··· Input material

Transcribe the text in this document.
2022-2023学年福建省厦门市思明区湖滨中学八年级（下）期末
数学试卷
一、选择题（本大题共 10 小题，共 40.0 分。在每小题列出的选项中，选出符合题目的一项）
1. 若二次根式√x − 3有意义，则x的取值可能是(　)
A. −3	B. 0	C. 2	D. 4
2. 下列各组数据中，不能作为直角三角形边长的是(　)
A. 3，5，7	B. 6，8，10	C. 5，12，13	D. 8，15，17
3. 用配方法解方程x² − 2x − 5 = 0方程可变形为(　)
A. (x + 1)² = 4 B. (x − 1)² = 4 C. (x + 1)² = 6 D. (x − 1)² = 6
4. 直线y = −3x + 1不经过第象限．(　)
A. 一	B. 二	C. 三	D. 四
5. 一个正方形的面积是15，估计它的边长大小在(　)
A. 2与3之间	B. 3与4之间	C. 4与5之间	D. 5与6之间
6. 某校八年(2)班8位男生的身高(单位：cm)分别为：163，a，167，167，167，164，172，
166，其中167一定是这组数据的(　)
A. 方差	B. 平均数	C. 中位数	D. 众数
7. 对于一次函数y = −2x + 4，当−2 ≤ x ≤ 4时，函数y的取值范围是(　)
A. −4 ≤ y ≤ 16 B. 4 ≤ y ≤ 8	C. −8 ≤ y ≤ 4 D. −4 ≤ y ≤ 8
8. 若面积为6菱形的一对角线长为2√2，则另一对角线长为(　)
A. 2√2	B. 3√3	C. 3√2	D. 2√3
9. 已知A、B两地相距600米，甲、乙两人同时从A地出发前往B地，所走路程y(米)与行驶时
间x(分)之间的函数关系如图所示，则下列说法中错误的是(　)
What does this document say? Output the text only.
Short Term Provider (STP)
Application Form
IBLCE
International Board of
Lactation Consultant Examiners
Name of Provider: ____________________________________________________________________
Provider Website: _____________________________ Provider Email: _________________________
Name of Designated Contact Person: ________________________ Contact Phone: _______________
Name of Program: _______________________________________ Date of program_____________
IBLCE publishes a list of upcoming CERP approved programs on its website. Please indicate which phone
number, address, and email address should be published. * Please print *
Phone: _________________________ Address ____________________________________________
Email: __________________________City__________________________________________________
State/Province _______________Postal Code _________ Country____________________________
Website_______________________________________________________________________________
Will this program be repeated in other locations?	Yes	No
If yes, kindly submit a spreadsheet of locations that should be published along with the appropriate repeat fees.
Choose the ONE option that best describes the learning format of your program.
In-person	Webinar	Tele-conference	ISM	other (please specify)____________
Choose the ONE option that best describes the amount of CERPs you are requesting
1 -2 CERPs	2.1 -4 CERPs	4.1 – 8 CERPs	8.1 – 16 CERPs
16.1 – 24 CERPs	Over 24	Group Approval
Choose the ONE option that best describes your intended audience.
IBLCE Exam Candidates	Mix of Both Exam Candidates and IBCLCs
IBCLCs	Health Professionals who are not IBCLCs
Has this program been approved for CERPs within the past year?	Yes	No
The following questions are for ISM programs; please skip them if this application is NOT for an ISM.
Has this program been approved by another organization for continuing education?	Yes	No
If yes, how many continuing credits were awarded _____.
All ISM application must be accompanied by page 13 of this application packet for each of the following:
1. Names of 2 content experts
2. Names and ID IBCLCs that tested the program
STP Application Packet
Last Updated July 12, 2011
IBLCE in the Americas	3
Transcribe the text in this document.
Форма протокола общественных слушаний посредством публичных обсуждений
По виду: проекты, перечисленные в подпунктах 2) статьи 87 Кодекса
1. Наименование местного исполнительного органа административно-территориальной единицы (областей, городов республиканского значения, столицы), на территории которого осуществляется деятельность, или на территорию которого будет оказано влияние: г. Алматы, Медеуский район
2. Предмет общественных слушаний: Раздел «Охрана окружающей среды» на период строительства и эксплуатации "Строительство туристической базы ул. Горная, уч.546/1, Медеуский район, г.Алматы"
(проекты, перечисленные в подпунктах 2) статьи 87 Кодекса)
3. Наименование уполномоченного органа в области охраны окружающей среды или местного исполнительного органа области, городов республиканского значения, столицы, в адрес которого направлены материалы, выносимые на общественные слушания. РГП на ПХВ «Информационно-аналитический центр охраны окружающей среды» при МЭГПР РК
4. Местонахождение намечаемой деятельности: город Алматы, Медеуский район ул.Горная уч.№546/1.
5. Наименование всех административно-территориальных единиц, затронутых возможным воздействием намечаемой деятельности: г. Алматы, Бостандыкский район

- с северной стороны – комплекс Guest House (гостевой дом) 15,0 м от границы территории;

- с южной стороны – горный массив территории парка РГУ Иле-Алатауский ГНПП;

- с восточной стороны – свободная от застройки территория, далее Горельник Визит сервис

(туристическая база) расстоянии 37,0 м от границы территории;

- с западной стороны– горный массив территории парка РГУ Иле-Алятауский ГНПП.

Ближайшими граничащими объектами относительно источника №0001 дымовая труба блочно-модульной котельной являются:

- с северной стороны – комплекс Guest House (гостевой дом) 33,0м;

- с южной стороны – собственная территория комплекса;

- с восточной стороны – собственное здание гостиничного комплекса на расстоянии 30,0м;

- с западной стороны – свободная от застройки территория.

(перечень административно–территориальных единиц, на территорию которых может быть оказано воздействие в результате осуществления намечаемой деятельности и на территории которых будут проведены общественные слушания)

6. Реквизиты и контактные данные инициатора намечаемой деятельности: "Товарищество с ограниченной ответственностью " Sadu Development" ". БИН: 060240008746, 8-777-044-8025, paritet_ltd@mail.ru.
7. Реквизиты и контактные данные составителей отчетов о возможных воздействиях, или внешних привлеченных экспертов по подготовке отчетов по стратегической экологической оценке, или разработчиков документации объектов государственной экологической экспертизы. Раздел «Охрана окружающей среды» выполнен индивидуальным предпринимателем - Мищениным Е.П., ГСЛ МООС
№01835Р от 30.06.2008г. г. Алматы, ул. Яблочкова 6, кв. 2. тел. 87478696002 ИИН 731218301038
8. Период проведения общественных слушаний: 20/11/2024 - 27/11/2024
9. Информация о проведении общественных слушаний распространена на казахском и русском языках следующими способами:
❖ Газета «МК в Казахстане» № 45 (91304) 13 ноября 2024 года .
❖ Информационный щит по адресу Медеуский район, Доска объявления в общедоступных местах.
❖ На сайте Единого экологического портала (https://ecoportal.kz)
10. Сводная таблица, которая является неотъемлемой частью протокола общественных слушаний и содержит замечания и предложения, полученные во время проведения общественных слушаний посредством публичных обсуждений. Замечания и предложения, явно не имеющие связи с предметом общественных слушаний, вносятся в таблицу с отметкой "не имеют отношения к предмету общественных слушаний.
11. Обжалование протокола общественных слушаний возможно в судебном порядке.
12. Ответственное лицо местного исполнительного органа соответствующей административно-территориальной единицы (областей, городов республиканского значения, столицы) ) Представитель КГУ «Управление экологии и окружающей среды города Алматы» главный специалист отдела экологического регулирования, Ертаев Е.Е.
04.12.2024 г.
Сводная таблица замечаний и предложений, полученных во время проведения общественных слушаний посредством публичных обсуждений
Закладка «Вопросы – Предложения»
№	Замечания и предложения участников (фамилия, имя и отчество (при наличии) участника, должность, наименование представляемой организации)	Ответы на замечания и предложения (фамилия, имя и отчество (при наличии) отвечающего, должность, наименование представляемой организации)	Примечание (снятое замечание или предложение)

······

■ **Given problem**
Reproduce every record, matching each line exactly.

■ **Response to the task**
Transcribe the text in this document.
2022-2023学年福建省厦门市思明区湖滨中学八年级（下）期末
数学试卷
一、选择题（本大题共 10 小题，共 40.0 分。在每小题列出的选项中，选出符合题目的一项）
1. 若二次根式√x − 3有意义，则x的取值可能是(　)
A. −3	B. 0	C. 2	D. 4
2. 下列各组数据中，不能作为直角三角形边长的是(　)
A. 3，5，7	B. 6，8，10	C. 5，12，13	D. 8，15，17
3. 用配方法解方程x² − 2x − 5 = 0方程可变形为(　)
A. (x + 1)² = 4 B. (x − 1)² = 4 C. (x + 1)² = 6 D. (x − 1)² = 6
4. 直线y = −3x + 1不经过第象限．(　)
A. 一	B. 二	C. 三	D. 四
5. 一个正方形的面积是15，估计它的边长大小在(　)
A. 2与3之间	B. 3与4之间	C. 4与5之间	D. 5与6之间
6. 某校八年(2)班8位男生的身高(单位：cm)分别为：163，a，167，167，167，164，172，
166，其中167一定是这组数据的(　)
A. 方差	B. 平均数	C. 中位数	D. 众数
7. 对于一次函数y = −2x + 4，当−2 ≤ x ≤ 4时，函数y的取值范围是(　)
A. −4 ≤ y ≤ 16 B. 4 ≤ y ≤ 8	C. −8 ≤ y ≤ 4 D. −4 ≤ y ≤ 8
8. 若面积为6菱形的一对角线长为2√2，则另一对角线长为(　)
A. 2√2	B. 3√3	C. 3√2	D. 2√3
9. 已知A、B两地相距600米，甲、乙两人同时从A地出发前往B地，所走路程y(米)与行驶时
间x(分)之间的函数关系如图所示，则下列说法中错误的是(　)
What does this document say? Output the text only.
Short Term Provider (STP)
Application Form
IBLCE
International Board of
Lactation Consultant Examiners
Name of Provider: ____________________________________________________________________
Provider Website: _____________________________ Provider Email: _________________________
Name of Designated Contact Person: ________________________ Contact Phone: _______________
Name of Program: _______________________________________ Date of program_____________
IBLCE publishes a list of upcoming CERP approved programs on its website. Please indicate which phone
number, address, and email address should be published. * Please print *
Phone: _________________________ Address ____________________________________________
Email: __________________________City__________________________________________________
State/Province _______________Postal Code _________ Country____________________________
Website_______________________________________________________________________________
Will this program be repeated in other locations?	Yes	No
If yes, kindly submit a spreadsheet of locations that should be published along with the appropriate repeat fees.
Choose the ONE option that best describes the learning format of your program.
In-person	Webinar	Tele-conference	ISM	other (please specify)____________
Choose the ONE option that best describes the amount of CERPs you are requesting
1 -2 CERPs	2.1 -4 CERPs	4.1 – 8 CERPs	8.1 – 16 CERPs
16.1 – 24 CERPs	Over 24	Group Approval
Choose the ONE option that best describes your intended audience.
IBLCE Exam Candidates	Mix of Both Exam Candidates and IBCLCs
IBCLCs	Health Professionals who are not IBCLCs
Has this program been approved for CERPs within the past year?	Yes	No
The following questions are for ISM programs; please skip them if this application is NOT for an ISM.
Has this program been approved by another organization for continuing education?	Yes	No
If yes, how many continuing credits were awarded _____.
All ISM application must be accompanied by page 13 of this application packet for each of the following:
1. Names of 2 content experts
2. Names and ID IBCLCs that tested the program
STP Application Packet
Last Updated July 12, 2011
IBLCE in the Americas	3
Transcribe the text in this document.
Форма протокола общественных слушаний посредством публичных обсуждений
По виду: проекты, перечисленные в подпунктах 2) статьи 87 Кодекса
1. Наименование местного исполнительного органа административно-территориальной единицы (областей, городов республиканского значения, столицы), на территории которого осуществляется деятельность, или на территорию которого будет оказано влияние: г. Алматы, Медеуский район
2. Предмет общественных слушаний: Раздел «Охрана окружающей среды» на период строительства и эксплуатации "Строительство туристической базы ул. Горная, уч.546/1, Медеуский район, г.Алматы"
(проекты, перечисленные в подпунктах 2) статьи 87 Кодекса)
3. Наименование уполномоченного органа в области охраны окружающей среды или местного исполнительного органа области, городов республиканского значения, столицы, в адрес которого направлены материалы, выносимые на общественные слушания. РГП на ПХВ «Информационно-аналитический центр охраны окружающей среды» при МЭГПР РК
4. Местонахождение намечаемой деятельности: город Алматы, Медеуский район ул.Горная уч.№546/1.
5. Наименование всех административно-территориальных единиц, затронутых возможным воздействием намечаемой деятельности: г. Алматы, Бостандыкский район

- с северной стороны – комплекс Guest House (гостевой дом) 15,0 м от границы территории;

- с южной стороны – горный массив территории парка РГУ Иле-Алатауский ГНПП;

- с восточной стороны – свободная от застройки территория, далее Горельник Визит сервис

(туристическая база) расстоянии 37,0 м от границы территории;

- с западной стороны– горный массив территории парка РГУ Иле-Алятауский ГНПП.

Ближайшими граничащими объектами относительно источника №0001 дымовая труба блочно-модульной котельной являются:

- с северной стороны – комплекс Guest House (гостевой дом) 33,0м;

- с южной стороны – собственная территория комплекса;

- с восточной стороны – собственное здание гостиничного комплекса на расстоянии 30,0м;

- с западной стороны – свободная от застройки территория.

(перечень административно–территориальных единиц, на территорию которых может быть оказано воздействие в результате осуществления намечаемой деятельности и на территории которых будут проведены общественные слушания)

6. Реквизиты и контактные данные инициатора намечаемой деятельности: "Товарищество с ограниченной ответственностью " Sadu Development" ". БИН: 060240008746, 8-777-044-8025, paritet_ltd@mail.ru.
7. Реквизиты и контактные данные составителей отчетов о возможных воздействиях, или внешних привлеченных экспертов по подготовке отчетов по стратегической экологической оценке, или разработчиков документации объектов государственной экологической экспертизы. Раздел «Охрана окружающей среды» выполнен индивидуальным предпринимателем - Мищениным Е.П., ГСЛ МООС
№01835Р от 30.06.2008г. г. Алматы, ул. Яблочкова 6, кв. 2. тел. 87478696002 ИИН 731218301038
8. Период проведения общественных слушаний: 20/11/2024 - 27/11/2024
9. Информация о проведении общественных слушаний распространена на казахском и русском языках следующими способами:
❖ Газета «МК в Казахстане» № 45 (91304) 13 ноября 2024 года .
❖ Информационный щит по адресу Медеуский район, Доска объявления в общедоступных местах.
❖ На сайте Единого экологического портала (https://ecoportal.kz)
10. Сводная таблица, которая является неотъемлемой частью протокола общественных слушаний и содержит замечания и предложения, полученные во время проведения общественных слушаний посредством публичных обсуждений. Замечания и предложения, явно не имеющие связи с предметом общественных слушаний, вносятся в таблицу с отметкой "не имеют отношения к предмету общественных слушаний.
11. Обжалование протокола общественных слушаний возможно в судебном порядке.
12. Ответственное лицо местного исполнительного органа соответствующей административно-территориальной единицы (областей, городов республиканского значения, столицы) ) Представитель КГУ «Управление экологии и окружающей среды города Алматы» главный специалист отдела экологического регулирования, Ертаев Е.Е.
04.12.2024 г.
Сводная таблица замечаний и предложений, полученных во время проведения общественных слушаний посредством публичных обсуждений
Закладка «Вопросы – Предложения»
№	Замечания и предложения участников (фамилия, имя и отчество (при наличии) участника, должность, наименование представляемой организации)	Ответы на замечания и предложения (фамилия, имя и отчество (при наличии) отвечающего, должность, наименование представляемой организации)	Примечание (снятое замечание или предложение)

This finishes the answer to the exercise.